:: Provided records ::
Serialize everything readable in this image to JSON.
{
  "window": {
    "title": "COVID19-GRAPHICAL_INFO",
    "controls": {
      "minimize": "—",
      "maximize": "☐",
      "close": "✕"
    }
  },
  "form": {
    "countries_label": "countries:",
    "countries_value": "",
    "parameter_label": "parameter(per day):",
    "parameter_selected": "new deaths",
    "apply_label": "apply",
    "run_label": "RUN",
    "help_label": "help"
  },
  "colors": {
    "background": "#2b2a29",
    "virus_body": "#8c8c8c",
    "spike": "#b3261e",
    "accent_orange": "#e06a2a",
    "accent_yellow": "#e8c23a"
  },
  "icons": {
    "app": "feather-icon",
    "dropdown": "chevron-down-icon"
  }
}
:::
Extract the full listing above without altering anything.

Serialize everything readable in this image to JSON.
{
  "window": {
    "title": "COVID19-GRAPHICAL_INFO",
    "controls": {
      "minimize": "—",
      "maximize": "☐",
      "close": "✕"
    }
  },
  "form": {
    "countries_label": "countries:",
    "countries_value": "",
    "parameter_label": "parameter(per day):",
    "parameter_selected": "new deaths",
    "apply_label": "apply",
    "run_label": "RUN",
    "help_label": "help"
  },
  "colors": {
    "background": "#2b2a29",
    "virus_body": "#8c8c8c",
    "spike": "#b3261e",
    "accent_orange": "#e06a2a",
    "accent_yellow": "#e8c23a"
  },
  "icons": {
    "app": "feather-icon",
    "dropdown": "chevron-down-icon"
  }
}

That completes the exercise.